### Brief
Copy each line below exactly and leave the pictures out.

### Material supplied
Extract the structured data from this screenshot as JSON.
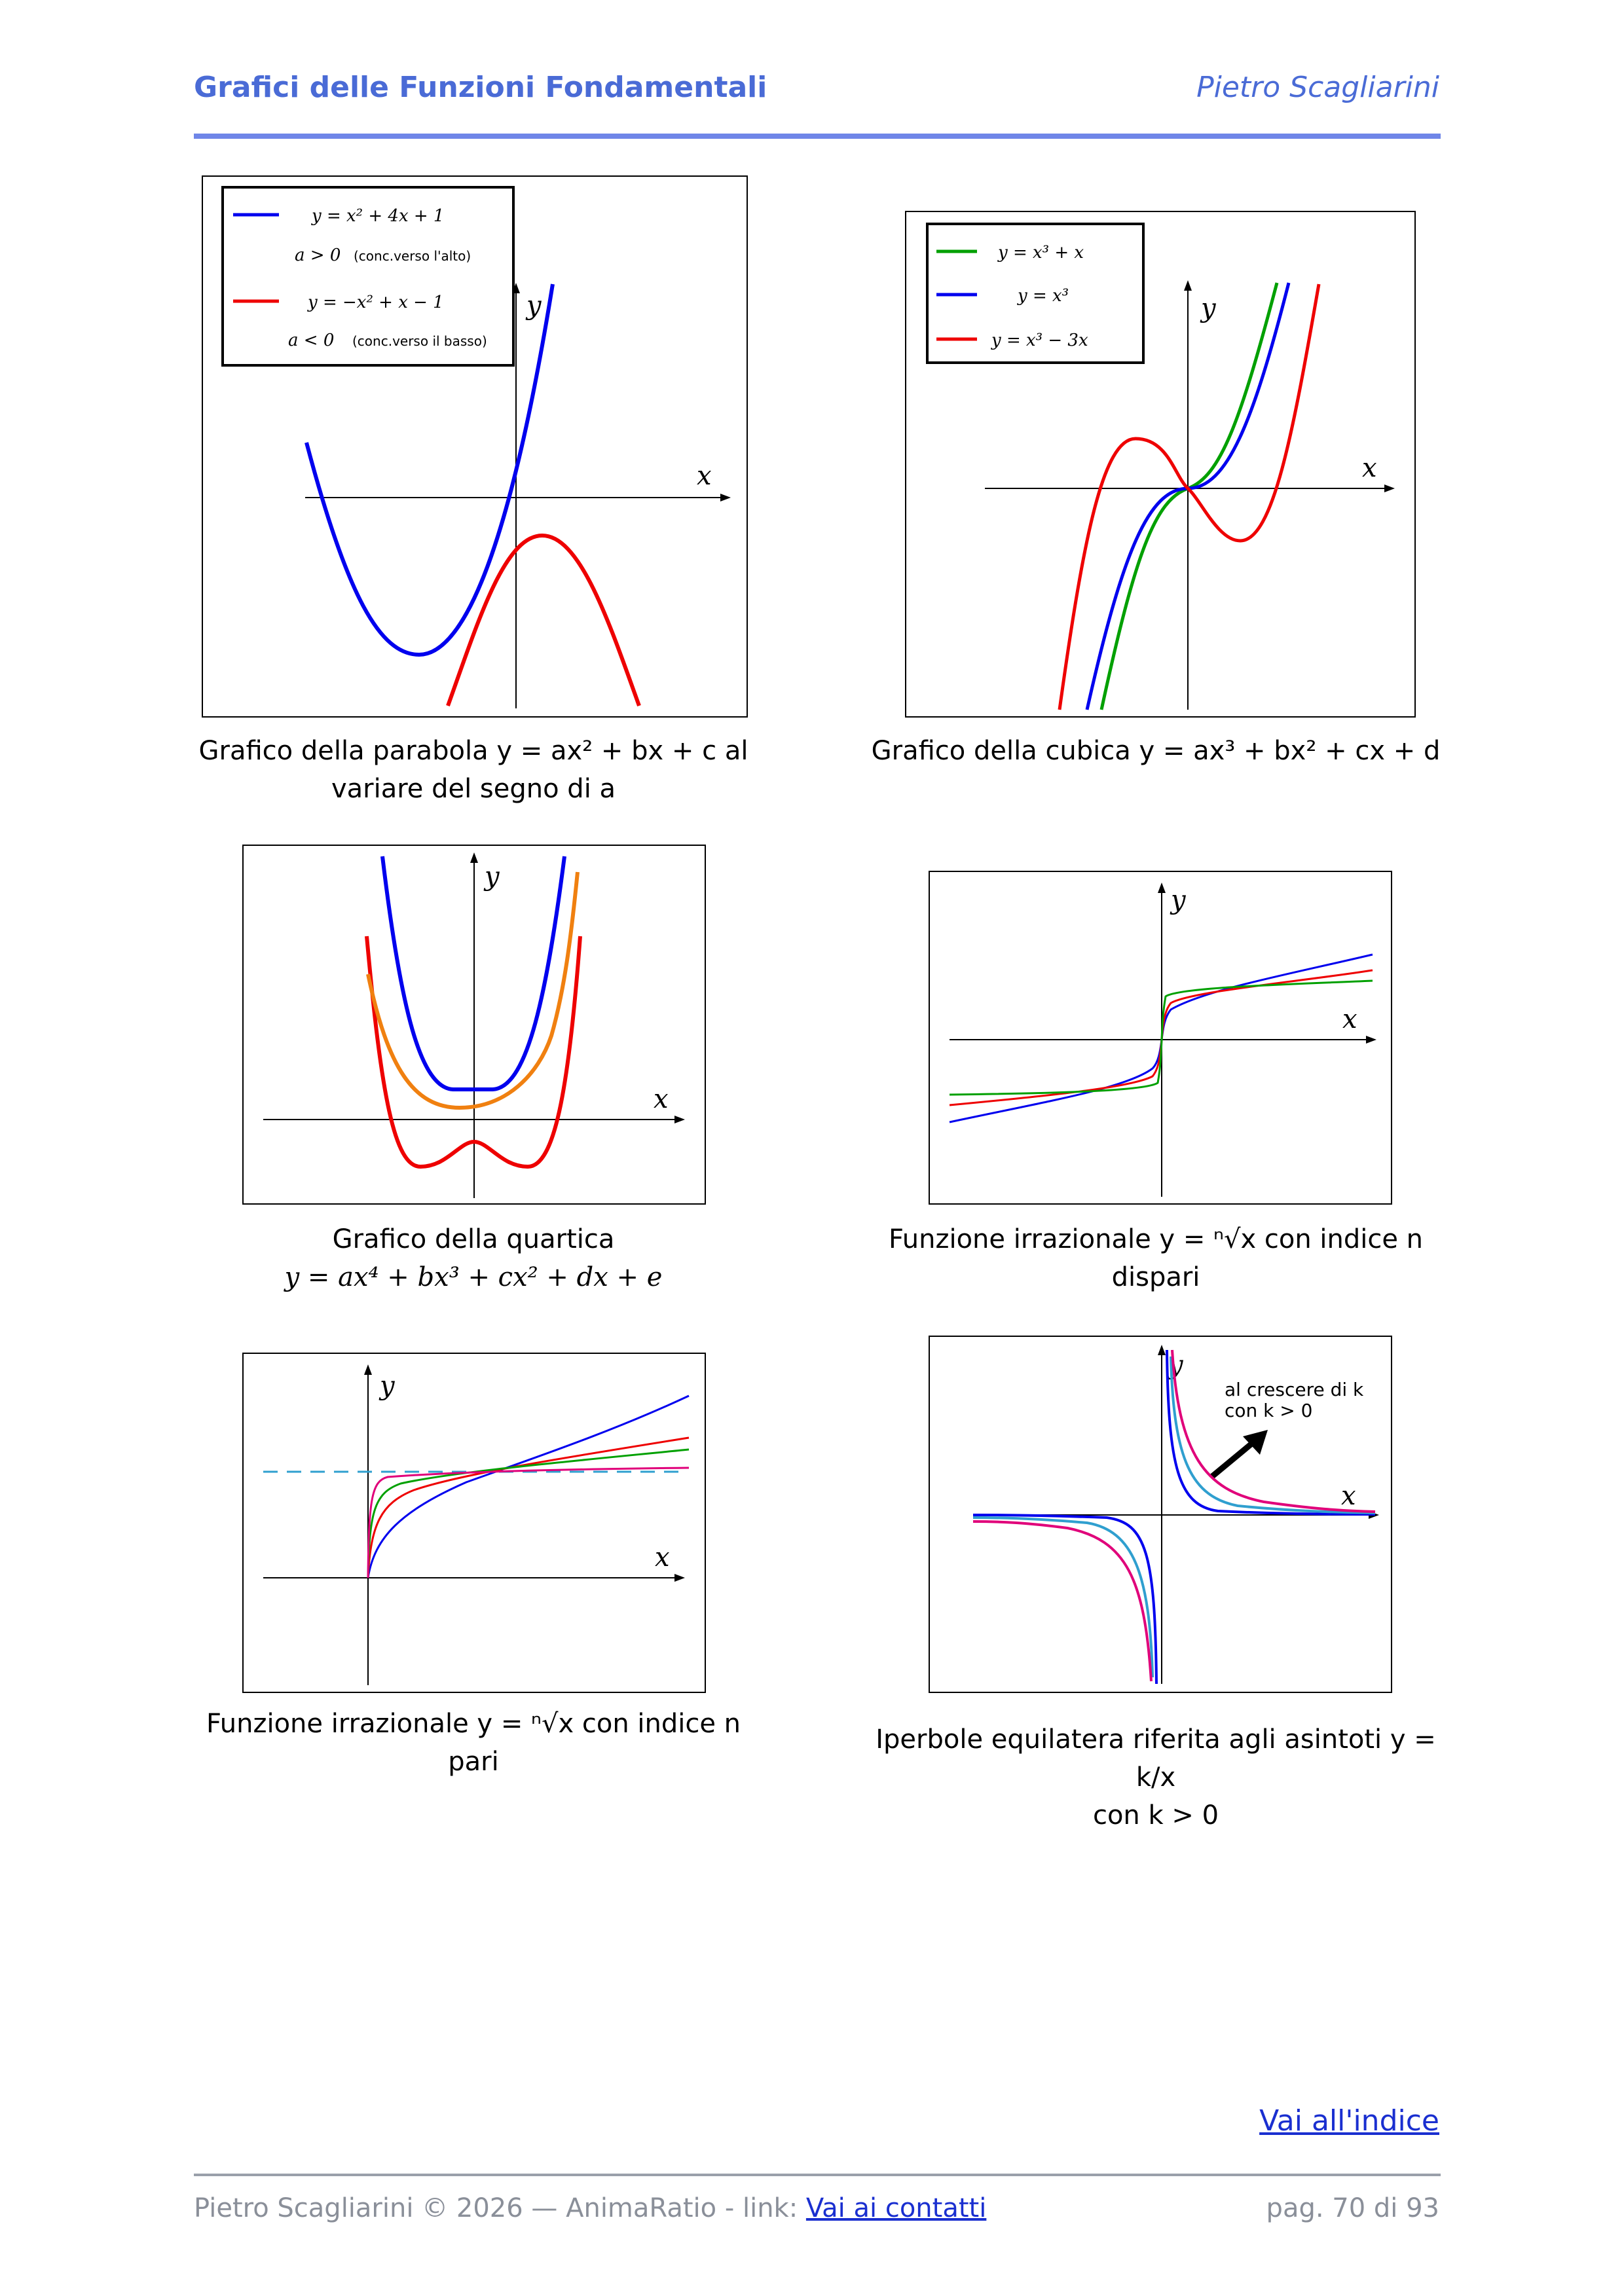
{
  "header": {
    "title": "Grafici delle Funzioni Fondamentali",
    "author": "Pietro Scagliarini"
  },
  "panels": {
    "parabola": {
      "legend": {
        "e1": "y = x² + 4x + 1",
        "e1_note_math": "a > 0",
        "e1_note": "(conc.verso l'alto)",
        "e2": "y = −x² + x − 1",
        "e2_note_math": "a < 0",
        "e2_note": "(conc.verso il basso)"
      },
      "x_label": "x",
      "y_label": "y",
      "caption_line1": "Grafico della parabola y = ax² + bx + c al",
      "caption_line2": "variare del segno di a"
    },
    "cubic": {
      "legend": {
        "e1": "y = x³ + x",
        "e2": "y = x³",
        "e3": "y = x³ − 3x"
      },
      "x_label": "x",
      "y_label": "y",
      "caption": "Grafico della cubica y = ax³ + bx² + cx + d"
    },
    "quartic": {
      "x_label": "x",
      "y_label": "y",
      "caption_line1": "Grafico della quartica",
      "caption_line2": "y = ax⁴ + bx³ + cx² + dx + e"
    },
    "root_odd": {
      "x_label": "x",
      "y_label": "y",
      "caption_line1": "Funzione irrazionale y = ⁿ√x   con indice n",
      "caption_line2": "dispari"
    },
    "root_even": {
      "x_label": "x",
      "y_label": "y",
      "caption_line1": "Funzione irrazionale y = ⁿ√x   con indice n",
      "caption_line2": "pari"
    },
    "hyperbola": {
      "x_label": "x",
      "y_label": "y",
      "annotation_line1": "al crescere di k",
      "annotation_line2": "con k > 0",
      "caption_line1": "Iperbole equilatera riferita agli asintoti y = k/x",
      "caption_line2": "con k > 0"
    }
  },
  "colors": {
    "blue": "#0000ee",
    "red": "#ee0000",
    "green": "#00a000",
    "orange": "#f08010",
    "magenta": "#e0007a",
    "cyan": "#2f9fcf",
    "header": "#4a6bd6"
  },
  "footer": {
    "index_link": "Vai all'indice",
    "left_text": "Pietro Scagliarini ©  2026 — AnimaRatio -  link:",
    "contacts_link": "Vai ai contatti",
    "page_text": "pag.  70  di 93"
  }
}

### The result
Extract the structured data from this screenshot as JSON.
{
  "header": {
    "title": "Grafici delle Funzioni Fondamentali",
    "author": "Pietro Scagliarini"
  },
  "panels": {
    "parabola": {
      "legend": {
        "e1": "y = x² + 4x + 1",
        "e1_note_math": "a > 0",
        "e1_note": "(conc.verso l'alto)",
        "e2": "y = −x² + x − 1",
        "e2_note_math": "a < 0",
        "e2_note": "(conc.verso il basso)"
      },
      "x_label": "x",
      "y_label": "y",
      "caption_line1": "Grafico della parabola y = ax² + bx + c al",
      "caption_line2": "variare del segno di a"
    },
    "cubic": {
      "legend": {
        "e1": "y = x³ + x",
        "e2": "y = x³",
        "e3": "y = x³ − 3x"
      },
      "x_label": "x",
      "y_label": "y",
      "caption": "Grafico della cubica y = ax³ + bx² + cx + d"
    },
    "quartic": {
      "x_label": "x",
      "y_label": "y",
      "caption_line1": "Grafico della quartica",
      "caption_line2": "y = ax⁴ + bx³ + cx² + dx + e"
    },
    "root_odd": {
      "x_label": "x",
      "y_label": "y",
      "caption_line1": "Funzione irrazionale y = ⁿ√x   con indice n",
      "caption_line2": "dispari"
    },
    "root_even": {
      "x_label": "x",
      "y_label": "y",
      "caption_line1": "Funzione irrazionale y = ⁿ√x   con indice n",
      "caption_line2": "pari"
    },
    "hyperbola": {
      "x_label": "x",
      "y_label": "y",
      "annotation_line1": "al crescere di k",
      "annotation_line2": "con k > 0",
      "caption_line1": "Iperbole equilatera riferita agli asintoti y = k/x",
      "caption_line2": "con k > 0"
    }
  },
  "colors": {
    "blue": "#0000ee",
    "red": "#ee0000",
    "green": "#00a000",
    "orange": "#f08010",
    "magenta": "#e0007a",
    "cyan": "#2f9fcf",
    "header": "#4a6bd6"
  },
  "footer": {
    "index_link": "Vai all'indice",
    "left_text": "Pietro Scagliarini ©  2026 — AnimaRatio -  link:",
    "contacts_link": "Vai ai contatti",
    "page_text": "pag.  70  di 93"
  }
}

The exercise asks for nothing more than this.